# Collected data
********

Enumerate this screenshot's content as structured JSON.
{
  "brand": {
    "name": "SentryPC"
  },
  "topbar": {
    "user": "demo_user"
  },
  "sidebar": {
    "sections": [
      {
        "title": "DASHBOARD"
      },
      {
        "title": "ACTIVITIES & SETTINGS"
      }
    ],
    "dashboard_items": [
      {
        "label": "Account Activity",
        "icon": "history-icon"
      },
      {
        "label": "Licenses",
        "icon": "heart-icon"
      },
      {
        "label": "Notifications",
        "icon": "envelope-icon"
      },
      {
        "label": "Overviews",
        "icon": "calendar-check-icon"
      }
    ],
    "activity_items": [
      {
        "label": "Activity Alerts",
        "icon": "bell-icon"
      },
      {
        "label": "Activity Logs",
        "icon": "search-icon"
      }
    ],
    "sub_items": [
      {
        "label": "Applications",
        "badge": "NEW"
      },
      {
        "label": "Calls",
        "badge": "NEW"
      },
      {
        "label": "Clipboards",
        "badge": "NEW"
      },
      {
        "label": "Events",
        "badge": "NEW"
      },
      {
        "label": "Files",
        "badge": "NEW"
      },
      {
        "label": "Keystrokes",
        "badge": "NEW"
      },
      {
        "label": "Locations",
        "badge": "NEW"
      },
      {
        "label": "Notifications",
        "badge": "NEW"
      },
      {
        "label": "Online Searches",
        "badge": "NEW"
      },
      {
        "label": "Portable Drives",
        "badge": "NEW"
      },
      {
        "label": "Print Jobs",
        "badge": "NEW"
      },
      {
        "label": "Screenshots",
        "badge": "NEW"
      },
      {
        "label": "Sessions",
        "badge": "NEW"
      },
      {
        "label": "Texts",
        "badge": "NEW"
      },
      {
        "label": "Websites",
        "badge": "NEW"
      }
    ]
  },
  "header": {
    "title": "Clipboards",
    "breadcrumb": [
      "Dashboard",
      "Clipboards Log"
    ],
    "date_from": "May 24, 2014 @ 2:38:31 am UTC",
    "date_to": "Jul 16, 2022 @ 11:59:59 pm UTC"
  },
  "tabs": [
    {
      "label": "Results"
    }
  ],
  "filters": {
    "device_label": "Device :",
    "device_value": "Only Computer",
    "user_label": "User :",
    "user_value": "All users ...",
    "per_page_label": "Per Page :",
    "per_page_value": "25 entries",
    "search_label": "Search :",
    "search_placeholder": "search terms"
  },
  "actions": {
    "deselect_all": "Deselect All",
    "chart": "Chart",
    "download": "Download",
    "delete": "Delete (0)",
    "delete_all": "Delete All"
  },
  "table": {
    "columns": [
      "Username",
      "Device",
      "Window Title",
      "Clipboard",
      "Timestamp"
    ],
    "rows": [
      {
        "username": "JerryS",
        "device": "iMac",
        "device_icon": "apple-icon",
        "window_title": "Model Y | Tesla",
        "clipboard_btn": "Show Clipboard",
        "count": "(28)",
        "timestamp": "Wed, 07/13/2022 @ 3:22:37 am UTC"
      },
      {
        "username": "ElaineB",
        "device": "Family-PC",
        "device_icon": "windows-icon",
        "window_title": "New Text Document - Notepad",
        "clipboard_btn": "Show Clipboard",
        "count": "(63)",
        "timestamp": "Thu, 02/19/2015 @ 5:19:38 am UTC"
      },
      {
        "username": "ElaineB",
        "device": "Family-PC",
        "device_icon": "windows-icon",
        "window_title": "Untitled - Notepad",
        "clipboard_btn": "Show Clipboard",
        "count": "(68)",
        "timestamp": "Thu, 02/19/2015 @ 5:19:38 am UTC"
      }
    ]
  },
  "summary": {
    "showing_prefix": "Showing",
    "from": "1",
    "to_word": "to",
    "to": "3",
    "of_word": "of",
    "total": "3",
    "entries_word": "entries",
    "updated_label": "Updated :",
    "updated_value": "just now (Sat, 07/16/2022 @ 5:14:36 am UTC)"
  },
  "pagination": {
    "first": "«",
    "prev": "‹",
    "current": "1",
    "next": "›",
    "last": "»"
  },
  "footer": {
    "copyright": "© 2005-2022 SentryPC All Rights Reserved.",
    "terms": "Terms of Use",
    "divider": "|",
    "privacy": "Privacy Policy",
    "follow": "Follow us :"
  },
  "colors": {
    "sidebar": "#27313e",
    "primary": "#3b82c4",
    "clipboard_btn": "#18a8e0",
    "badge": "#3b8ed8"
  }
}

********

# STATED GOAL
Extract each line holding the word "entries" from the records.

# WORKED ANSWER
    "per_page_value": "25 entries",
    "entries_word": "entries",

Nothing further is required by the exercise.